## EXERCISE DIRECTIONS:
Check each line of the records below and collect those holding "title".

==========

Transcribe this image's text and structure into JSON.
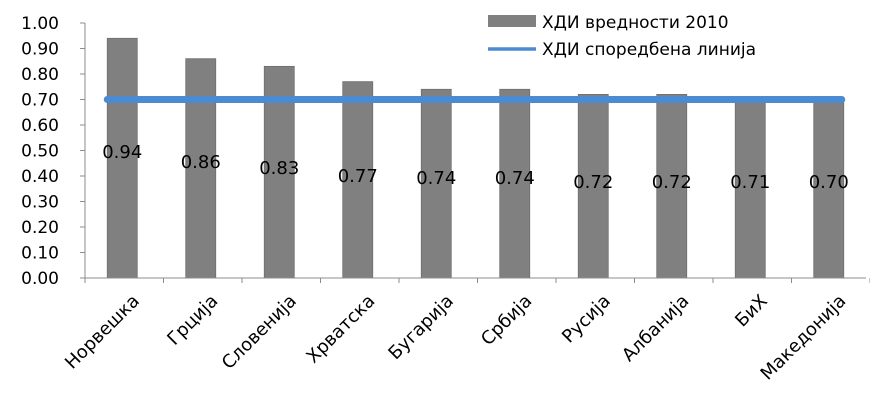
{
  "chart_data": {
    "type": "bar",
    "title": "",
    "xlabel": "",
    "ylabel": "",
    "ylim": [
      0,
      1.0
    ],
    "y_ticks": [
      "0.00",
      "0.10",
      "0.20",
      "0.30",
      "0.40",
      "0.50",
      "0.60",
      "0.70",
      "0.80",
      "0.90",
      "1.00"
    ],
    "categories": [
      "Норвешка",
      "Грција",
      "Словенија",
      "Хрватска",
      "Бугарија",
      "Србија",
      "Русија",
      "Албанија",
      "БиХ",
      "Македонија"
    ],
    "series": [
      {
        "name": "ХДИ вредности 2010",
        "kind": "bar",
        "color": "#808080",
        "values": [
          0.94,
          0.86,
          0.83,
          0.77,
          0.74,
          0.74,
          0.72,
          0.72,
          0.71,
          0.7
        ],
        "data_labels": [
          "0.94",
          "0.86",
          "0.83",
          "0.77",
          "0.74",
          "0.74",
          "0.72",
          "0.72",
          "0.71",
          "0.70"
        ]
      },
      {
        "name": "ХДИ споредбена линија",
        "kind": "line",
        "color": "#4A8BD4",
        "values": [
          0.7,
          0.7,
          0.7,
          0.7,
          0.7,
          0.7,
          0.7,
          0.7,
          0.7,
          0.7
        ]
      }
    ],
    "grid": false,
    "legend_position": "top-right"
  }
}
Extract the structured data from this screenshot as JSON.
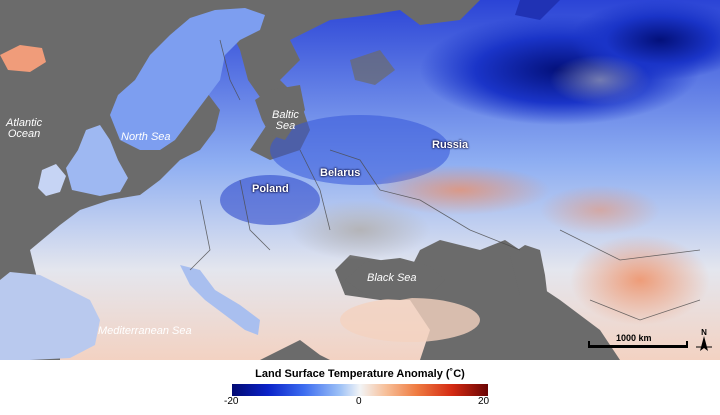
{
  "map": {
    "labels": {
      "atlantic_ocean": "Atlantic\nOcean",
      "north_sea": "North Sea",
      "baltic_sea": "Baltic\nSea",
      "black_sea": "Black Sea",
      "mediterranean_sea": "Mediterranean Sea",
      "russia": "Russia",
      "belarus": "Belarus",
      "poland": "Poland"
    },
    "scale_bar": "1000 km",
    "north_arrow_icon": "north-arrow-icon",
    "colors": {
      "ocean": "#6b6b6b",
      "cold_extreme": "#020a72",
      "neutral": "#f2f4f6",
      "warm_extreme": "#6a0404"
    }
  },
  "legend": {
    "title": "Land Surface Temperature Anomaly (˚C)",
    "min": "-20",
    "mid": "0",
    "max": "20"
  }
}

==========

## FULL RESPONSE:
    "title": "",
    "title": "Land Surface Temperature Anomaly (˚C)",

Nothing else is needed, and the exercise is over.